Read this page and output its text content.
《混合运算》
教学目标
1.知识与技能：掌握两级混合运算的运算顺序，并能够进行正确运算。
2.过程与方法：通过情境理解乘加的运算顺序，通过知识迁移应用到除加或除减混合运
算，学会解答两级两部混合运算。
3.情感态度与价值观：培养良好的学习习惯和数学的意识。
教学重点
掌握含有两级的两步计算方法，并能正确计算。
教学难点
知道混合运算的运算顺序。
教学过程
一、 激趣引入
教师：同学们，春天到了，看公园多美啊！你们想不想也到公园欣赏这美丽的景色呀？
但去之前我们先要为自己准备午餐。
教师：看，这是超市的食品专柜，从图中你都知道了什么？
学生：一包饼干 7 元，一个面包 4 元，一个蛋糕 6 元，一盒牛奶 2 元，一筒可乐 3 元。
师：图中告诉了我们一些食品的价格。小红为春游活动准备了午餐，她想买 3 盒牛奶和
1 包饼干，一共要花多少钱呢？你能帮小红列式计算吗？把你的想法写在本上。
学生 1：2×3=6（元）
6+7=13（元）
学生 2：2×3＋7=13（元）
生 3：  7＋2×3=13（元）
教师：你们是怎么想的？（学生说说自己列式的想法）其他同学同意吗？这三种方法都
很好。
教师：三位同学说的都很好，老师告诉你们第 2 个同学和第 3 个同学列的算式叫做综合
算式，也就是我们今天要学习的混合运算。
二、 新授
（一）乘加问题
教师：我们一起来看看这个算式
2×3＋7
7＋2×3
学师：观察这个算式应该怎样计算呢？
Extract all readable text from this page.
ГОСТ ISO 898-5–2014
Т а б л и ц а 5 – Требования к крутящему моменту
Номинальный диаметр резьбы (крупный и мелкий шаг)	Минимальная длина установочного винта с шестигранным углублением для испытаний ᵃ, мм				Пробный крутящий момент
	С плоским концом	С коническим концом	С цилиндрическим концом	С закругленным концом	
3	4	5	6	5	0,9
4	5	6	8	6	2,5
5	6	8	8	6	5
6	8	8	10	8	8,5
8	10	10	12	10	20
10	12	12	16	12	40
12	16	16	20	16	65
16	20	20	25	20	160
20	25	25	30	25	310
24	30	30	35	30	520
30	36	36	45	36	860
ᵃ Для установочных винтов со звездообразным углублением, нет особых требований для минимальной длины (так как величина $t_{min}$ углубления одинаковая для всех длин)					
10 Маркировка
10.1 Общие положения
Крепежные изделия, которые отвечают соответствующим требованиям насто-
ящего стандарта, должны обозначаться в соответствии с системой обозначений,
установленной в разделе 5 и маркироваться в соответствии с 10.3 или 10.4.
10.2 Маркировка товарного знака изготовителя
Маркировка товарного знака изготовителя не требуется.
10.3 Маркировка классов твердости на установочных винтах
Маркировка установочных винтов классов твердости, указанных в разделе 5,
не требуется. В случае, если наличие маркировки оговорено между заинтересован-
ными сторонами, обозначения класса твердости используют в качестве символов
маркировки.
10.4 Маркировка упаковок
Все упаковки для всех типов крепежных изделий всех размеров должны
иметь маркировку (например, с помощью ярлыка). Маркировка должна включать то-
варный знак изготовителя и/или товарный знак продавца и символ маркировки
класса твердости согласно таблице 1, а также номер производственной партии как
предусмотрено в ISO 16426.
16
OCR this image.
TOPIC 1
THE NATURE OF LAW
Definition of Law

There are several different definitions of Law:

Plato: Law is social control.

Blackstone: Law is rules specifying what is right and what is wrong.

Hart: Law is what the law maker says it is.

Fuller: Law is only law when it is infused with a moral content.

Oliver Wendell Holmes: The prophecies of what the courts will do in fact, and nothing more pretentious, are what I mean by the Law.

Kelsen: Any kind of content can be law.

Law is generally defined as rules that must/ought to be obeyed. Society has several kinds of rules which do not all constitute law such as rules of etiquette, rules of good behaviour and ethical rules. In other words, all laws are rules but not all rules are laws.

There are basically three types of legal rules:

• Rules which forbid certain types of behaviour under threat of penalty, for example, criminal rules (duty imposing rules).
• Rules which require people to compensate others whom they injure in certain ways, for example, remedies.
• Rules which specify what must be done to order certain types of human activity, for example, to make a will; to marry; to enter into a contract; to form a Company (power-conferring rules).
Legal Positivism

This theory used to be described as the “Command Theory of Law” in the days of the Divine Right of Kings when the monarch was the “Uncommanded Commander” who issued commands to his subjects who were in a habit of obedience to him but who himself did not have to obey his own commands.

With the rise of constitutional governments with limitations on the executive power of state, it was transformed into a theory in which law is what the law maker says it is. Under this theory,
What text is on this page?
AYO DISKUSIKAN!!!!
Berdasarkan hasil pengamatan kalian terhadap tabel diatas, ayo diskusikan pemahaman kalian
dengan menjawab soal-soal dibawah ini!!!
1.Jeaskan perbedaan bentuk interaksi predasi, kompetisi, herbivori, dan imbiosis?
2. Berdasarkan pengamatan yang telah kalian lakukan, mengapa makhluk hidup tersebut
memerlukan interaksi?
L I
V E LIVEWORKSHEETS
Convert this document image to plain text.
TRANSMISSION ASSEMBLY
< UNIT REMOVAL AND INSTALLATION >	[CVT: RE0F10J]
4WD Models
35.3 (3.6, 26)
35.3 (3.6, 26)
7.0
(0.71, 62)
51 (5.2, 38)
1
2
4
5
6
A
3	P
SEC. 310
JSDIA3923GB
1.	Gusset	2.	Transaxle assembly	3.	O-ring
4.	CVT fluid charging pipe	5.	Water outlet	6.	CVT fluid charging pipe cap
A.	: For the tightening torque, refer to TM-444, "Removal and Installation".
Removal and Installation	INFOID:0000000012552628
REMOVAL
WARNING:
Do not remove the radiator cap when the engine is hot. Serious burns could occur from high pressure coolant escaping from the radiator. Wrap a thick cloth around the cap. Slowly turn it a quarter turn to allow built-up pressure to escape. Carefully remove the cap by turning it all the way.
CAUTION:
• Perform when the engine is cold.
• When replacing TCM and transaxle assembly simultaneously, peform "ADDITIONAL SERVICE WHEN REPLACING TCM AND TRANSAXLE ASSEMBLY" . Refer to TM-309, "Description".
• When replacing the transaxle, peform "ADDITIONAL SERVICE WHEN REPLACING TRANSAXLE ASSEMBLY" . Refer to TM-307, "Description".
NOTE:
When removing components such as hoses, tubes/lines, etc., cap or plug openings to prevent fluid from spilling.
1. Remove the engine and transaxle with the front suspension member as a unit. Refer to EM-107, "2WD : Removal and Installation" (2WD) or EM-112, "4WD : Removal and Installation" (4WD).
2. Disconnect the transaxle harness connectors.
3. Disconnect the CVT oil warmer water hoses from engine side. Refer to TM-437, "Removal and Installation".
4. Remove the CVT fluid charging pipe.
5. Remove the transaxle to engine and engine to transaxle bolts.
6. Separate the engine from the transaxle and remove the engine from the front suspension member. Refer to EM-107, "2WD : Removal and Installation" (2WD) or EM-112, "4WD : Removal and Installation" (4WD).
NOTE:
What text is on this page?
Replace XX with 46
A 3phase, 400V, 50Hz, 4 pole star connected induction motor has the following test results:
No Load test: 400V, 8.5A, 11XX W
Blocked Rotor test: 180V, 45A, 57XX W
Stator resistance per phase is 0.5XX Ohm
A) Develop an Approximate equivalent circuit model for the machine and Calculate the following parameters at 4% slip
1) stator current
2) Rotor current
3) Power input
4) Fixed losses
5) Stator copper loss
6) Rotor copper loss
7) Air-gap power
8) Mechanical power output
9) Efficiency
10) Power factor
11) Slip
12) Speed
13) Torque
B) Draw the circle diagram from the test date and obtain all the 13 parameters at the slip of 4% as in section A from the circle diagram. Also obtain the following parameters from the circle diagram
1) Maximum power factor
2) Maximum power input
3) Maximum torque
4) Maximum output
--- --- ---
▶ Task goal: Copy out the material above in its entirety. Every detail must match.

▶ Answer to the problem:
Read this page and output its text content.
《混合运算》
教学目标
1.知识与技能：掌握两级混合运算的运算顺序，并能够进行正确运算。
2.过程与方法：通过情境理解乘加的运算顺序，通过知识迁移应用到除加或除减混合运
算，学会解答两级两部混合运算。
3.情感态度与价值观：培养良好的学习习惯和数学的意识。
教学重点
掌握含有两级的两步计算方法，并能正确计算。
教学难点
知道混合运算的运算顺序。
教学过程
一、 激趣引入
教师：同学们，春天到了，看公园多美啊！你们想不想也到公园欣赏这美丽的景色呀？
但去之前我们先要为自己准备午餐。
教师：看，这是超市的食品专柜，从图中你都知道了什么？
学生：一包饼干 7 元，一个面包 4 元，一个蛋糕 6 元，一盒牛奶 2 元，一筒可乐 3 元。
师：图中告诉了我们一些食品的价格。小红为春游活动准备了午餐，她想买 3 盒牛奶和
1 包饼干，一共要花多少钱呢？你能帮小红列式计算吗？把你的想法写在本上。
学生 1：2×3=6（元）
6+7=13（元）
学生 2：2×3＋7=13（元）
生 3：  7＋2×3=13（元）
教师：你们是怎么想的？（学生说说自己列式的想法）其他同学同意吗？这三种方法都
很好。
教师：三位同学说的都很好，老师告诉你们第 2 个同学和第 3 个同学列的算式叫做综合
算式，也就是我们今天要学习的混合运算。
二、 新授
（一）乘加问题
教师：我们一起来看看这个算式
2×3＋7
7＋2×3
学师：观察这个算式应该怎样计算呢？
Extract all readable text from this page.
ГОСТ ISO 898-5–2014
Т а б л и ц а 5 – Требования к крутящему моменту
Номинальный диаметр резьбы (крупный и мелкий шаг)	Минимальная длина установочного винта с шестигранным углублением для испытаний ᵃ, мм				Пробный крутящий момент
	С плоским концом	С коническим концом	С цилиндрическим концом	С закругленным концом	
3	4	5	6	5	0,9
4	5	6	8	6	2,5
5	6	8	8	6	5
6	8	8	10	8	8,5
8	10	10	12	10	20
10	12	12	16	12	40
12	16	16	20	16	65
16	20	20	25	20	160
20	25	25	30	25	310
24	30	30	35	30	520
30	36	36	45	36	860
ᵃ Для установочных винтов со звездообразным углублением, нет особых требований для минимальной длины (так как величина $t_{min}$ углубления одинаковая для всех длин)					
10 Маркировка
10.1 Общие положения
Крепежные изделия, которые отвечают соответствующим требованиям насто-
ящего стандарта, должны обозначаться в соответствии с системой обозначений,
установленной в разделе 5 и маркироваться в соответствии с 10.3 или 10.4.
10.2 Маркировка товарного знака изготовителя
Маркировка товарного знака изготовителя не требуется.
10.3 Маркировка классов твердости на установочных винтах
Маркировка установочных винтов классов твердости, указанных в разделе 5,
не требуется. В случае, если наличие маркировки оговорено между заинтересован-
ными сторонами, обозначения класса твердости используют в качестве символов
маркировки.
10.4 Маркировка упаковок
Все упаковки для всех типов крепежных изделий всех размеров должны
иметь маркировку (например, с помощью ярлыка). Маркировка должна включать то-
варный знак изготовителя и/или товарный знак продавца и символ маркировки
класса твердости согласно таблице 1, а также номер производственной партии как
предусмотрено в ISO 16426.
16
OCR this image.
TOPIC 1
THE NATURE OF LAW
Definition of Law

There are several different definitions of Law:

Plato: Law is social control.

Blackstone: Law is rules specifying what is right and what is wrong.

Hart: Law is what the law maker says it is.

Fuller: Law is only law when it is infused with a moral content.

Oliver Wendell Holmes: The prophecies of what the courts will do in fact, and nothing more pretentious, are what I mean by the Law.

Kelsen: Any kind of content can be law.

Law is generally defined as rules that must/ought to be obeyed. Society has several kinds of rules which do not all constitute law such as rules of etiquette, rules of good behaviour and ethical rules. In other words, all laws are rules but not all rules are laws.

There are basically three types of legal rules:

• Rules which forbid certain types of behaviour under threat of penalty, for example, criminal rules (duty imposing rules).
• Rules which require people to compensate others whom they injure in certain ways, for example, remedies.
• Rules which specify what must be done to order certain types of human activity, for example, to make a will; to marry; to enter into a contract; to form a Company (power-conferring rules).
Legal Positivism

This theory used to be described as the “Command Theory of Law” in the days of the Divine Right of Kings when the monarch was the “Uncommanded Commander” who issued commands to his subjects who were in a habit of obedience to him but who himself did not have to obey his own commands.

With the rise of constitutional governments with limitations on the executive power of state, it was transformed into a theory in which law is what the law maker says it is. Under this theory,
What text is on this page?
AYO DISKUSIKAN!!!!
Berdasarkan hasil pengamatan kalian terhadap tabel diatas, ayo diskusikan pemahaman kalian
dengan menjawab soal-soal dibawah ini!!!
1.Jeaskan perbedaan bentuk interaksi predasi, kompetisi, herbivori, dan imbiosis?
2. Berdasarkan pengamatan yang telah kalian lakukan, mengapa makhluk hidup tersebut
memerlukan interaksi?
L I
V E LIVEWORKSHEETS
Convert this document image to plain text.
TRANSMISSION ASSEMBLY
< UNIT REMOVAL AND INSTALLATION >	[CVT: RE0F10J]
4WD Models
35.3 (3.6, 26)
35.3 (3.6, 26)
7.0
(0.71, 62)
51 (5.2, 38)
1
2
4
5
6
A
3	P
SEC. 310
JSDIA3923GB
1.	Gusset	2.	Transaxle assembly	3.	O-ring
4.	CVT fluid charging pipe	5.	Water outlet	6.	CVT fluid charging pipe cap
A.	: For the tightening torque, refer to TM-444, "Removal and Installation".
Removal and Installation	INFOID:0000000012552628
REMOVAL
WARNING:
Do not remove the radiator cap when the engine is hot. Serious burns could occur from high pressure coolant escaping from the radiator. Wrap a thick cloth around the cap. Slowly turn it a quarter turn to allow built-up pressure to escape. Carefully remove the cap by turning it all the way.
CAUTION:
• Perform when the engine is cold.
• When replacing TCM and transaxle assembly simultaneously, peform "ADDITIONAL SERVICE WHEN REPLACING TCM AND TRANSAXLE ASSEMBLY" . Refer to TM-309, "Description".
• When replacing the transaxle, peform "ADDITIONAL SERVICE WHEN REPLACING TRANSAXLE ASSEMBLY" . Refer to TM-307, "Description".
NOTE:
When removing components such as hoses, tubes/lines, etc., cap or plug openings to prevent fluid from spilling.
1. Remove the engine and transaxle with the front suspension member as a unit. Refer to EM-107, "2WD : Removal and Installation" (2WD) or EM-112, "4WD : Removal and Installation" (4WD).
2. Disconnect the transaxle harness connectors.
3. Disconnect the CVT oil warmer water hoses from engine side. Refer to TM-437, "Removal and Installation".
4. Remove the CVT fluid charging pipe.
5. Remove the transaxle to engine and engine to transaxle bolts.
6. Separate the engine from the transaxle and remove the engine from the front suspension member. Refer to EM-107, "2WD : Removal and Installation" (2WD) or EM-112, "4WD : Removal and Installation" (4WD).
NOTE:
What text is on this page?
Replace XX with 46
A 3phase, 400V, 50Hz, 4 pole star connected induction motor has the following test results:
No Load test: 400V, 8.5A, 11XX W
Blocked Rotor test: 180V, 45A, 57XX W
Stator resistance per phase is 0.5XX Ohm
A) Develop an Approximate equivalent circuit model for the machine and Calculate the following parameters at 4% slip
1) stator current
2) Rotor current
3) Power input
4) Fixed losses
5) Stator copper loss
6) Rotor copper loss
7) Air-gap power
8) Mechanical power output
9) Efficiency
10) Power factor
11) Slip
12) Speed
13) Torque
B) Draw the circle diagram from the test date and obtain all the 13 parameters at the slip of 4% as in section A from the circle diagram. Also obtain the following parameters from the circle diagram
1) Maximum power factor
2) Maximum power input
3) Maximum torque
4) Maximum output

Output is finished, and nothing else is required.